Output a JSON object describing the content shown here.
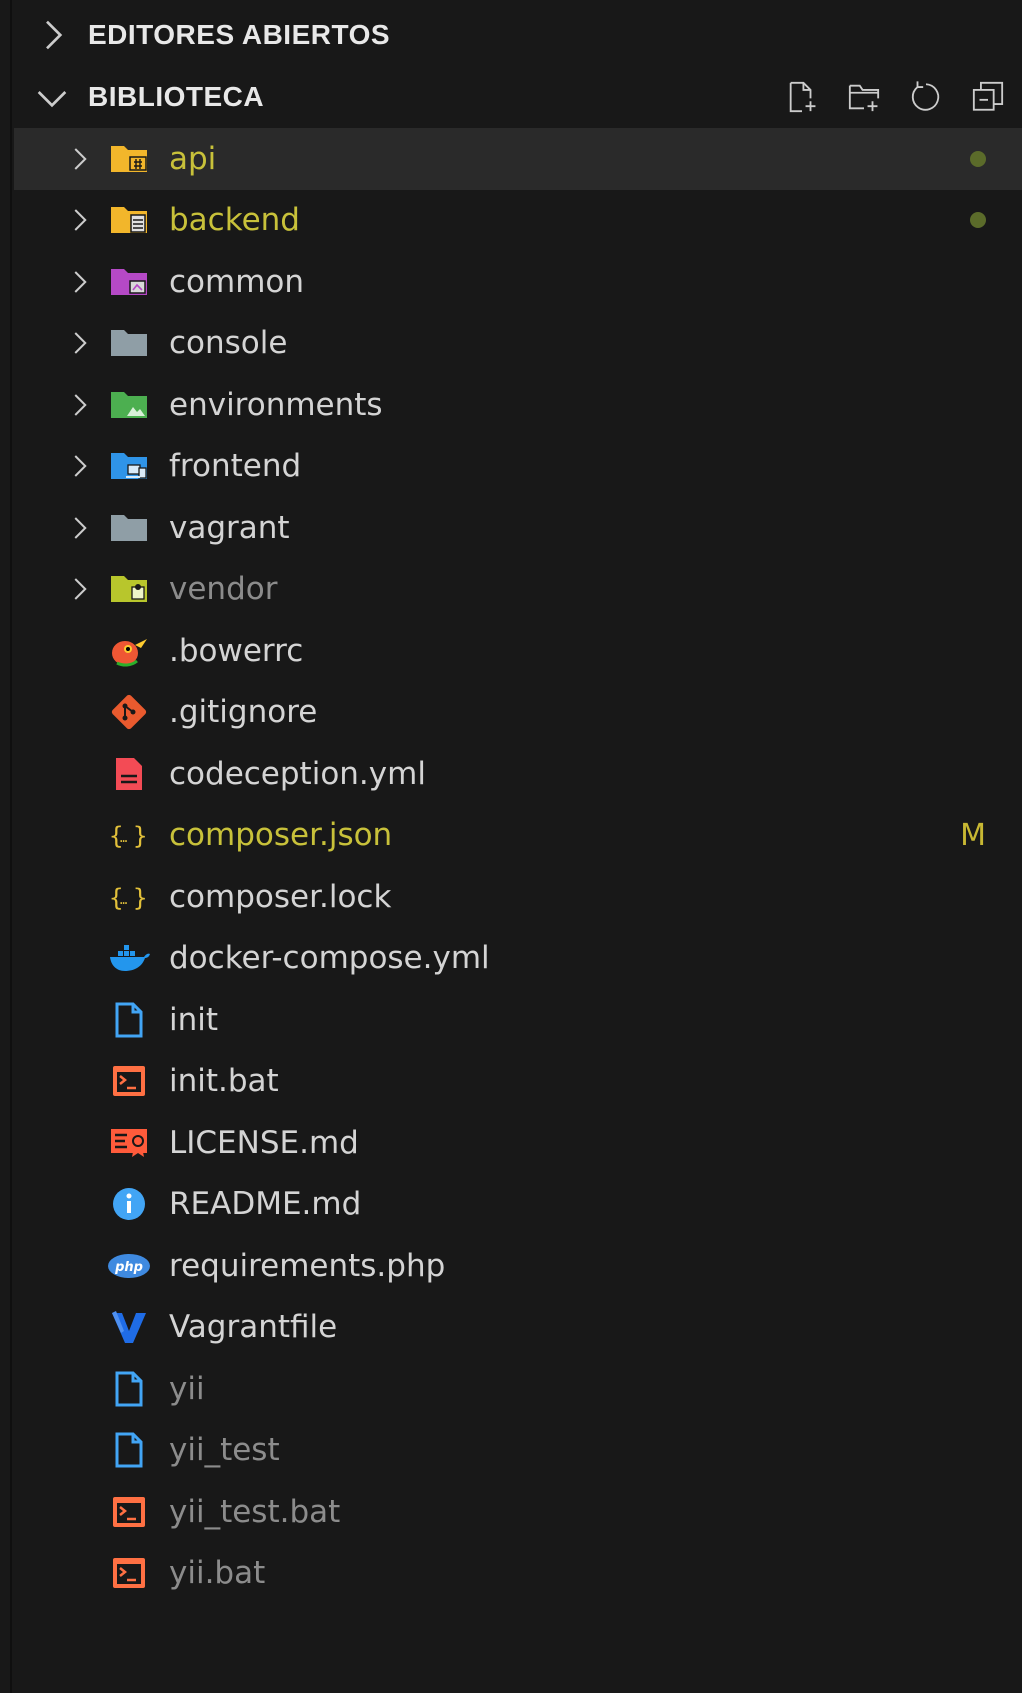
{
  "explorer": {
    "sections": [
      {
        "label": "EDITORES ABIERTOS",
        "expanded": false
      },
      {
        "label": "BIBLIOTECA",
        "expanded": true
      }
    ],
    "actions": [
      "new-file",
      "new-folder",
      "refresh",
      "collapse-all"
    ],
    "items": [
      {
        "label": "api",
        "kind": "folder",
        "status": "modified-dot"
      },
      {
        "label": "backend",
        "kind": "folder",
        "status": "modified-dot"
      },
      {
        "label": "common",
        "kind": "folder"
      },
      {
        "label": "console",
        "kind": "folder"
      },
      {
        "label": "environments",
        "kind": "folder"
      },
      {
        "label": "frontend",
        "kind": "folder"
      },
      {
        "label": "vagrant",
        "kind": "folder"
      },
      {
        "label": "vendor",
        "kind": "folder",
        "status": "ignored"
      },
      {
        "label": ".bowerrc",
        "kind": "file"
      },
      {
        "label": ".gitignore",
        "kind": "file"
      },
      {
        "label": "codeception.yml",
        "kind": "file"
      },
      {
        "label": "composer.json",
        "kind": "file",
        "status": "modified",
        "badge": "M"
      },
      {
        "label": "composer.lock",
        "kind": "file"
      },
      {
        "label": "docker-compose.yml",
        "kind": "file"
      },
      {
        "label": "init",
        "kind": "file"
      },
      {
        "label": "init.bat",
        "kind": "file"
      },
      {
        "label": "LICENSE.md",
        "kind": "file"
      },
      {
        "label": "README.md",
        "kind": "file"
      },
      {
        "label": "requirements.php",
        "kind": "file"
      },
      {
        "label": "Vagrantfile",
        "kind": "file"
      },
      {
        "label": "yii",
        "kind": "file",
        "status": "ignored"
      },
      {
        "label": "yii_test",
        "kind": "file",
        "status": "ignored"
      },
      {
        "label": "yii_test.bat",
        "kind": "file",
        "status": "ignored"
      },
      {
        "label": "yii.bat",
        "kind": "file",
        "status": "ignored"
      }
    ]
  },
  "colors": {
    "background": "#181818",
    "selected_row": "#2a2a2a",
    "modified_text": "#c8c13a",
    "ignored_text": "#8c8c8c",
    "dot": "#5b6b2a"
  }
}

========

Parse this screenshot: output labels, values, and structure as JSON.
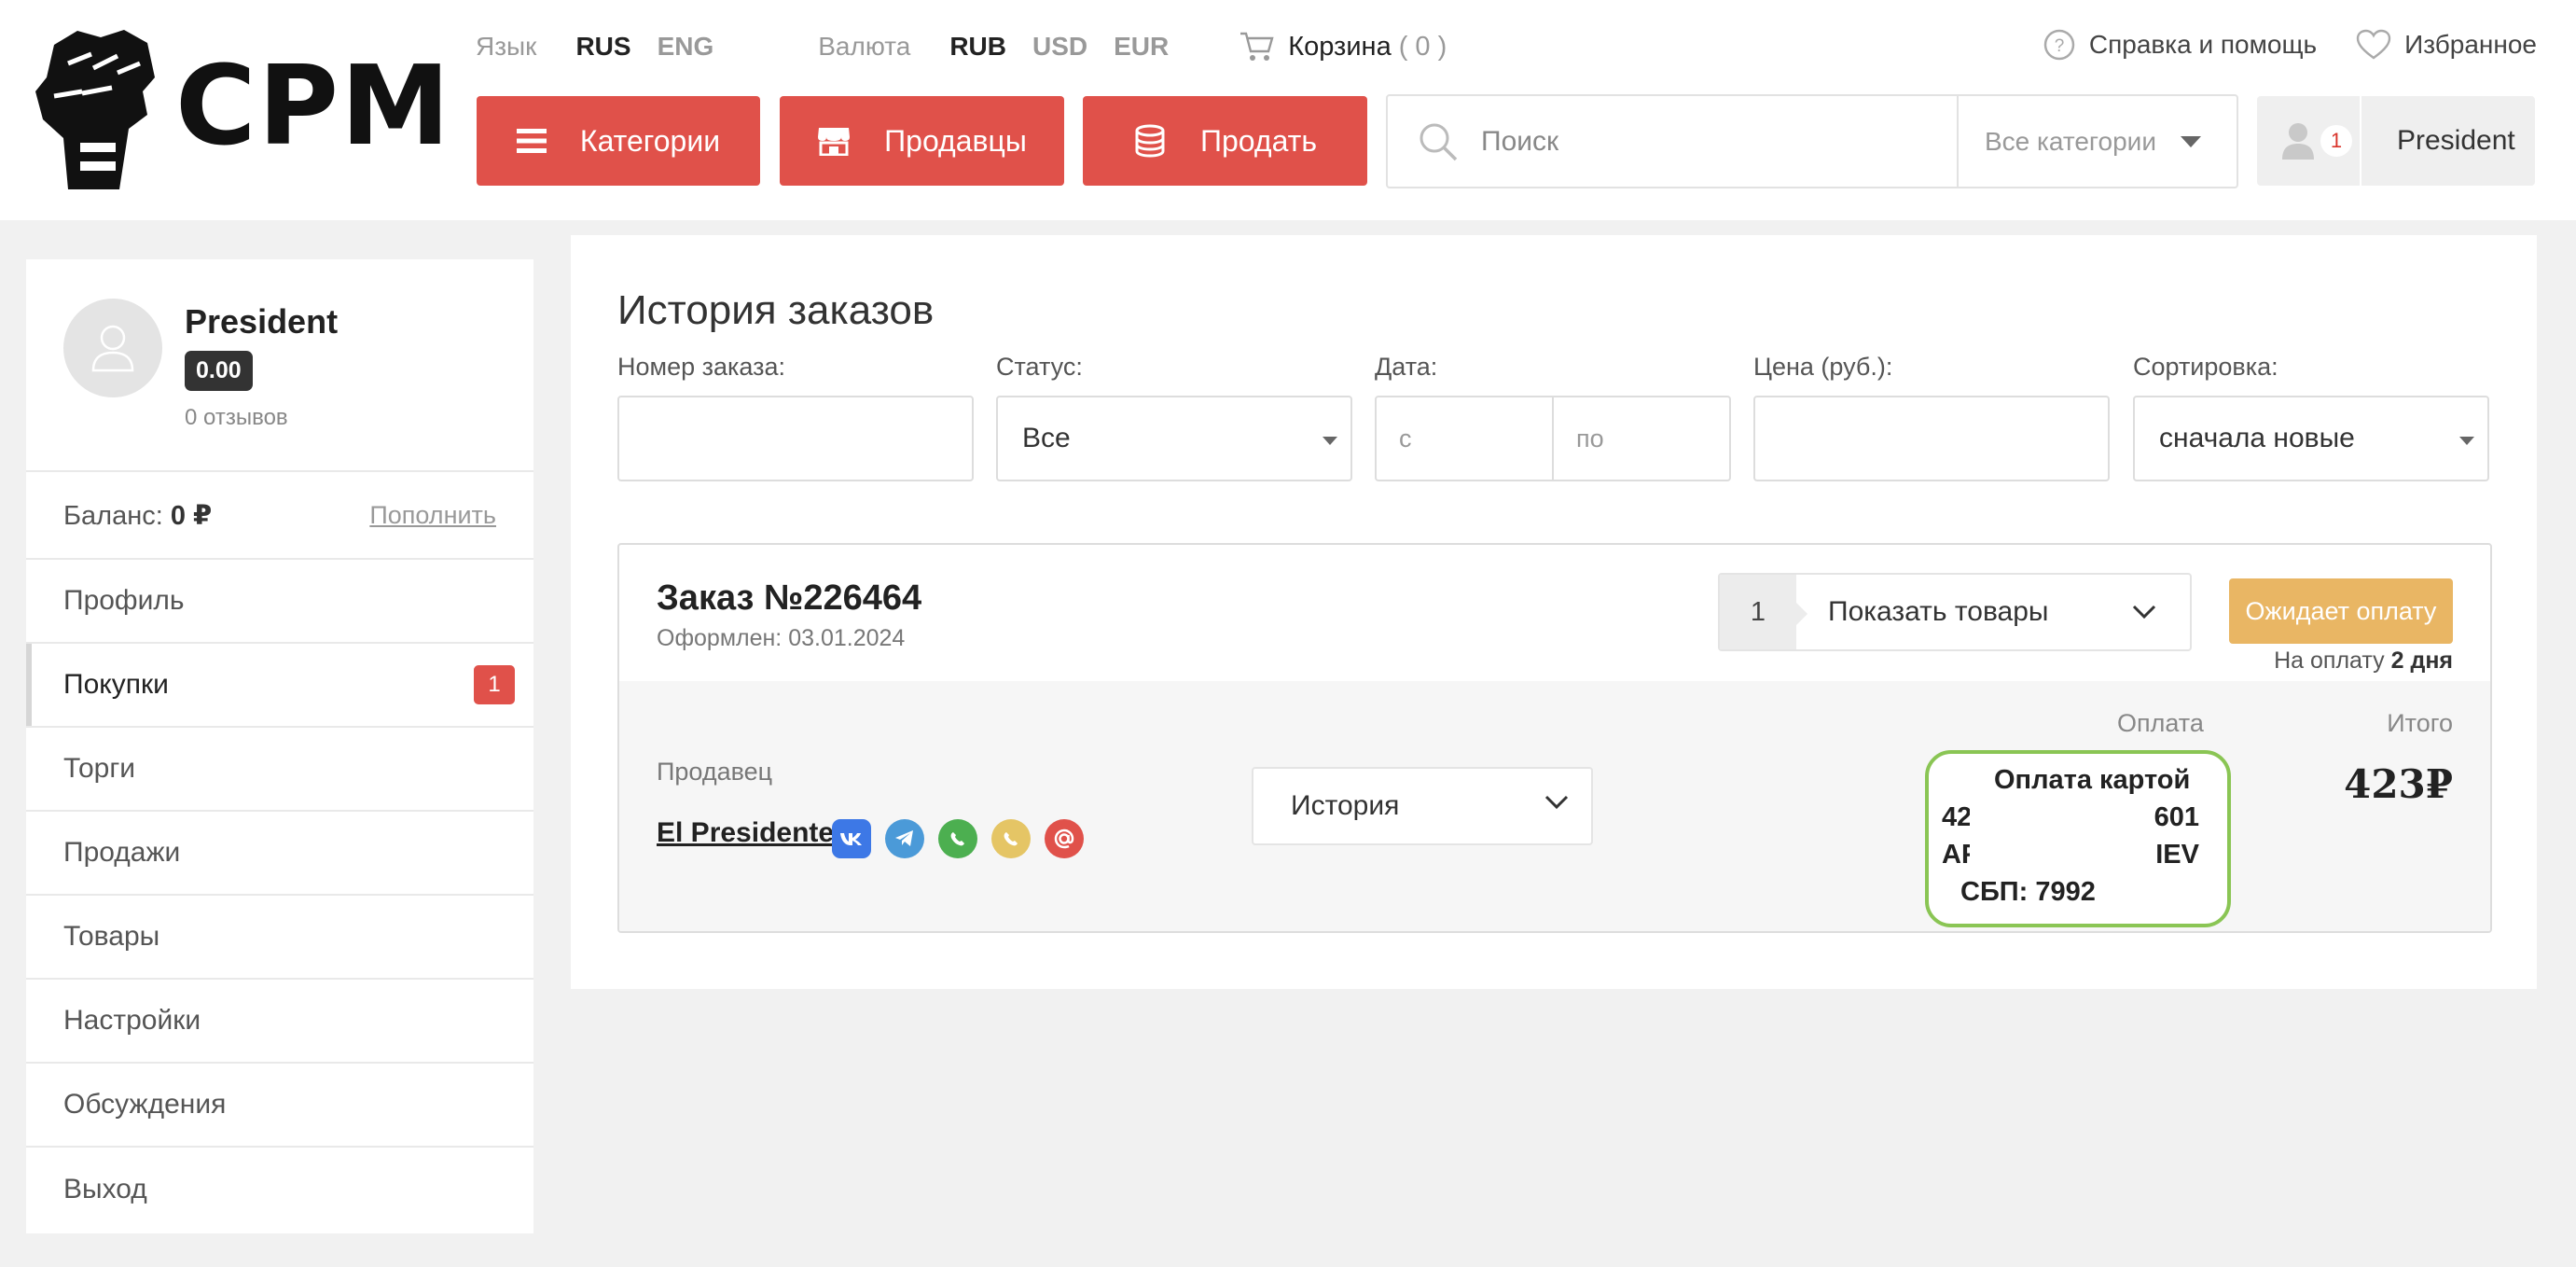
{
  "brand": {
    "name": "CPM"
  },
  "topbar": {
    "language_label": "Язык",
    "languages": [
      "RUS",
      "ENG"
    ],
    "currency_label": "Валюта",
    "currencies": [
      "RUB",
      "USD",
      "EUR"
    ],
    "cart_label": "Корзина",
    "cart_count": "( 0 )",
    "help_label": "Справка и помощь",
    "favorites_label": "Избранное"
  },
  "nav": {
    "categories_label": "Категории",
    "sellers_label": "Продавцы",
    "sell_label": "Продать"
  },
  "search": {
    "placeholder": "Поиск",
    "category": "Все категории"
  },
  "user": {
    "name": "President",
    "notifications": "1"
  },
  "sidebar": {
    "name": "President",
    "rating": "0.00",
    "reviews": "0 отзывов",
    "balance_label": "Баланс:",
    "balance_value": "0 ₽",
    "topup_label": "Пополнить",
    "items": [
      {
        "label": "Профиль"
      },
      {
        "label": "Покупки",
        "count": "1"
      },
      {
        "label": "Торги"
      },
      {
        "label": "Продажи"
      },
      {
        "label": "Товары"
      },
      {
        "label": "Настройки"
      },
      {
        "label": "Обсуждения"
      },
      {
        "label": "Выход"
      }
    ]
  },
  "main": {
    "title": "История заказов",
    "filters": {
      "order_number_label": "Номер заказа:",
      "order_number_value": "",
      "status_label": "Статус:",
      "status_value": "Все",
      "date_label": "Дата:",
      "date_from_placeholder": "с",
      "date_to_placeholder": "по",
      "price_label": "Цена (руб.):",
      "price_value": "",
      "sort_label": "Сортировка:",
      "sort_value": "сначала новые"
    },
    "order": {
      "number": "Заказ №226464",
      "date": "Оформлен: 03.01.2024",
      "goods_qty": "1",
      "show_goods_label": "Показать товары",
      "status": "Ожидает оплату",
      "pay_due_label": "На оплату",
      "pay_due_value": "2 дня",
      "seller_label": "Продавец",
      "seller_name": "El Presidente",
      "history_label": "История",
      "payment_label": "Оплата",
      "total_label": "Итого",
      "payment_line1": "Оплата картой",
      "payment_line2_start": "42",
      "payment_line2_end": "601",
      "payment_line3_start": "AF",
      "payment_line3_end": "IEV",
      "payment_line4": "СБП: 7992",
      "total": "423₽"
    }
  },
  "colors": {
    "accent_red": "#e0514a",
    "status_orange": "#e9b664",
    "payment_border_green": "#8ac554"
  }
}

========

Set problem:
Say how many lines in this material hold "История", and say nothing else.

Reply to the exercise:
2